WRITTEN PROBLEM —
Will you give every entry again exactly as it stands?

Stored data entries

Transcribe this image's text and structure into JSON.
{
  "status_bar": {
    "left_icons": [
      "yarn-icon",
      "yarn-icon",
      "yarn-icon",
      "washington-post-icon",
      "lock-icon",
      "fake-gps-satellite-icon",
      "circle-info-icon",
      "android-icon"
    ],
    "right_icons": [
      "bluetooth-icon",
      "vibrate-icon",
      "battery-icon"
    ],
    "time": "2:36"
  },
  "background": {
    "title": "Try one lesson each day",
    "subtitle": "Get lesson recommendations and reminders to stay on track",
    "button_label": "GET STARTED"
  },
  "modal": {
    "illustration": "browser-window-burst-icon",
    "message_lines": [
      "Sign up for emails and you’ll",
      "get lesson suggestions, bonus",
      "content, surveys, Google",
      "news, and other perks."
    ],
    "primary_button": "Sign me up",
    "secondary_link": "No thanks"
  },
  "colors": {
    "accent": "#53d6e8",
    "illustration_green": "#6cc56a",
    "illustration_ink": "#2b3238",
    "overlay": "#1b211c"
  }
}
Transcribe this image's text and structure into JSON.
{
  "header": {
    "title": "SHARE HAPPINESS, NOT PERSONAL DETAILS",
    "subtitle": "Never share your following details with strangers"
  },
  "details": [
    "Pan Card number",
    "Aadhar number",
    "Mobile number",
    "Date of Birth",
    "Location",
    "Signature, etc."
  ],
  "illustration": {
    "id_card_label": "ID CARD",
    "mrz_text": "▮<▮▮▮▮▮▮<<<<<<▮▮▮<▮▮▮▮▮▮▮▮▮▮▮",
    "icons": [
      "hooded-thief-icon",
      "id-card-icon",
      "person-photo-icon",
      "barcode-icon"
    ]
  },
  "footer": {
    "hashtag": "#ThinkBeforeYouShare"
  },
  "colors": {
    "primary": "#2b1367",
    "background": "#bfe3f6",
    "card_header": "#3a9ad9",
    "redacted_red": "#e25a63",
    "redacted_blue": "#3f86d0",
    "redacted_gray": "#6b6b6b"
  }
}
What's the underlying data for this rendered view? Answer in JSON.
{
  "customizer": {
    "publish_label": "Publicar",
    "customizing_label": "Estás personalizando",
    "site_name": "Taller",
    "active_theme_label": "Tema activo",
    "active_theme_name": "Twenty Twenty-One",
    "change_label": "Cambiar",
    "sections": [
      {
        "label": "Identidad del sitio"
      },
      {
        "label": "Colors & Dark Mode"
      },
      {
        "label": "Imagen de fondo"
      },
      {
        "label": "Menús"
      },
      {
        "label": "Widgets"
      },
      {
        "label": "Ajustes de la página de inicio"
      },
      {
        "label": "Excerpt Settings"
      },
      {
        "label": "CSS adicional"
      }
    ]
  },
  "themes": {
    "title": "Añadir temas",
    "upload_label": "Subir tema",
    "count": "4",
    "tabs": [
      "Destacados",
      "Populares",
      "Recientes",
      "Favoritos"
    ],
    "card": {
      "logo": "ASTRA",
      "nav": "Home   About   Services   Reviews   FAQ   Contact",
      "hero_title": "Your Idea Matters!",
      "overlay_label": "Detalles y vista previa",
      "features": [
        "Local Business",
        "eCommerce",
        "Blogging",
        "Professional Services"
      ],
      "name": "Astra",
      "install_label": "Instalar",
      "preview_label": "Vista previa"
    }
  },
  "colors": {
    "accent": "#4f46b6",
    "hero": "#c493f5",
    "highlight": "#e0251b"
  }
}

EXERCISE ANSWER —
Transcribe this image's text and structure into JSON.
{
  "status_bar": {
    "left_icons": [
      "yarn-icon",
      "yarn-icon",
      "yarn-icon",
      "washington-post-icon",
      "lock-icon",
      "fake-gps-satellite-icon",
      "circle-info-icon",
      "android-icon"
    ],
    "right_icons": [
      "bluetooth-icon",
      "vibrate-icon",
      "battery-icon"
    ],
    "time": "2:36"
  },
  "background": {
    "title": "Try one lesson each day",
    "subtitle": "Get lesson recommendations and reminders to stay on track",
    "button_label": "GET STARTED"
  },
  "modal": {
    "illustration": "browser-window-burst-icon",
    "message_lines": [
      "Sign up for emails and you’ll",
      "get lesson suggestions, bonus",
      "content, surveys, Google",
      "news, and other perks."
    ],
    "primary_button": "Sign me up",
    "secondary_link": "No thanks"
  },
  "colors": {
    "accent": "#53d6e8",
    "illustration_green": "#6cc56a",
    "illustration_ink": "#2b3238",
    "overlay": "#1b211c"
  }
}
Transcribe this image's text and structure into JSON.
{
  "header": {
    "title": "SHARE HAPPINESS, NOT PERSONAL DETAILS",
    "subtitle": "Never share your following details with strangers"
  },
  "details": [
    "Pan Card number",
    "Aadhar number",
    "Mobile number",
    "Date of Birth",
    "Location",
    "Signature, etc."
  ],
  "illustration": {
    "id_card_label": "ID CARD",
    "mrz_text": "▮<▮▮▮▮▮▮<<<<<<▮▮▮<▮▮▮▮▮▮▮▮▮▮▮",
    "icons": [
      "hooded-thief-icon",
      "id-card-icon",
      "person-photo-icon",
      "barcode-icon"
    ]
  },
  "footer": {
    "hashtag": "#ThinkBeforeYouShare"
  },
  "colors": {
    "primary": "#2b1367",
    "background": "#bfe3f6",
    "card_header": "#3a9ad9",
    "redacted_red": "#e25a63",
    "redacted_blue": "#3f86d0",
    "redacted_gray": "#6b6b6b"
  }
}
What's the underlying data for this rendered view? Answer in JSON.
{
  "customizer": {
    "publish_label": "Publicar",
    "customizing_label": "Estás personalizando",
    "site_name": "Taller",
    "active_theme_label": "Tema activo",
    "active_theme_name": "Twenty Twenty-One",
    "change_label": "Cambiar",
    "sections": [
      {
        "label": "Identidad del sitio"
      },
      {
        "label": "Colors & Dark Mode"
      },
      {
        "label": "Imagen de fondo"
      },
      {
        "label": "Menús"
      },
      {
        "label": "Widgets"
      },
      {
        "label": "Ajustes de la página de inicio"
      },
      {
        "label": "Excerpt Settings"
      },
      {
        "label": "CSS adicional"
      }
    ]
  },
  "themes": {
    "title": "Añadir temas",
    "upload_label": "Subir tema",
    "count": "4",
    "tabs": [
      "Destacados",
      "Populares",
      "Recientes",
      "Favoritos"
    ],
    "card": {
      "logo": "ASTRA",
      "nav": "Home   About   Services   Reviews   FAQ   Contact",
      "hero_title": "Your Idea Matters!",
      "overlay_label": "Detalles y vista previa",
      "features": [
        "Local Business",
        "eCommerce",
        "Blogging",
        "Professional Services"
      ],
      "name": "Astra",
      "install_label": "Instalar",
      "preview_label": "Vista previa"
    }
  },
  "colors": {
    "accent": "#4f46b6",
    "hero": "#c493f5",
    "highlight": "#e0251b"
  }
}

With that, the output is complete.